_Recorded data_:

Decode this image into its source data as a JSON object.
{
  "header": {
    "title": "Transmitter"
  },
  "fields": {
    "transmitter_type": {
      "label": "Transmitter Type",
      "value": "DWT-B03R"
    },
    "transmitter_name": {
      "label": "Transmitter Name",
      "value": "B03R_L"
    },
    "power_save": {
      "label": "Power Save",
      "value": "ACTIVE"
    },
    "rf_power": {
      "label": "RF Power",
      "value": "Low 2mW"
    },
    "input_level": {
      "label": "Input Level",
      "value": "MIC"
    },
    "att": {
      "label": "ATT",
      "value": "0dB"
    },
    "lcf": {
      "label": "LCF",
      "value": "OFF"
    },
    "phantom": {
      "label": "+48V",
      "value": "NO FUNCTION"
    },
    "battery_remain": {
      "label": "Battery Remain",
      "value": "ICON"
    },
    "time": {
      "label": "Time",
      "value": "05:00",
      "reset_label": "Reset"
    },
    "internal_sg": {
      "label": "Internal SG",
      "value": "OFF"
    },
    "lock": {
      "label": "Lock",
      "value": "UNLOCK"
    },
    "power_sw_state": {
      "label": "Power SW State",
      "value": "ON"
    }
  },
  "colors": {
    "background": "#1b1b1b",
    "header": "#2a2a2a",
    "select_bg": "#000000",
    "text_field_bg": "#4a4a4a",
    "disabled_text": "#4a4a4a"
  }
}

_Task statement_: Copy every line of the material, please, keeping it exactly the same.

_Solution to this exercise_:
Decode this image into its source data as a JSON object.
{
  "header": {
    "title": "Transmitter"
  },
  "fields": {
    "transmitter_type": {
      "label": "Transmitter Type",
      "value": "DWT-B03R"
    },
    "transmitter_name": {
      "label": "Transmitter Name",
      "value": "B03R_L"
    },
    "power_save": {
      "label": "Power Save",
      "value": "ACTIVE"
    },
    "rf_power": {
      "label": "RF Power",
      "value": "Low 2mW"
    },
    "input_level": {
      "label": "Input Level",
      "value": "MIC"
    },
    "att": {
      "label": "ATT",
      "value": "0dB"
    },
    "lcf": {
      "label": "LCF",
      "value": "OFF"
    },
    "phantom": {
      "label": "+48V",
      "value": "NO FUNCTION"
    },
    "battery_remain": {
      "label": "Battery Remain",
      "value": "ICON"
    },
    "time": {
      "label": "Time",
      "value": "05:00",
      "reset_label": "Reset"
    },
    "internal_sg": {
      "label": "Internal SG",
      "value": "OFF"
    },
    "lock": {
      "label": "Lock",
      "value": "UNLOCK"
    },
    "power_sw_state": {
      "label": "Power SW State",
      "value": "ON"
    }
  },
  "colors": {
    "background": "#1b1b1b",
    "header": "#2a2a2a",
    "select_bg": "#000000",
    "text_field_bg": "#4a4a4a",
    "disabled_text": "#4a4a4a"
  }
}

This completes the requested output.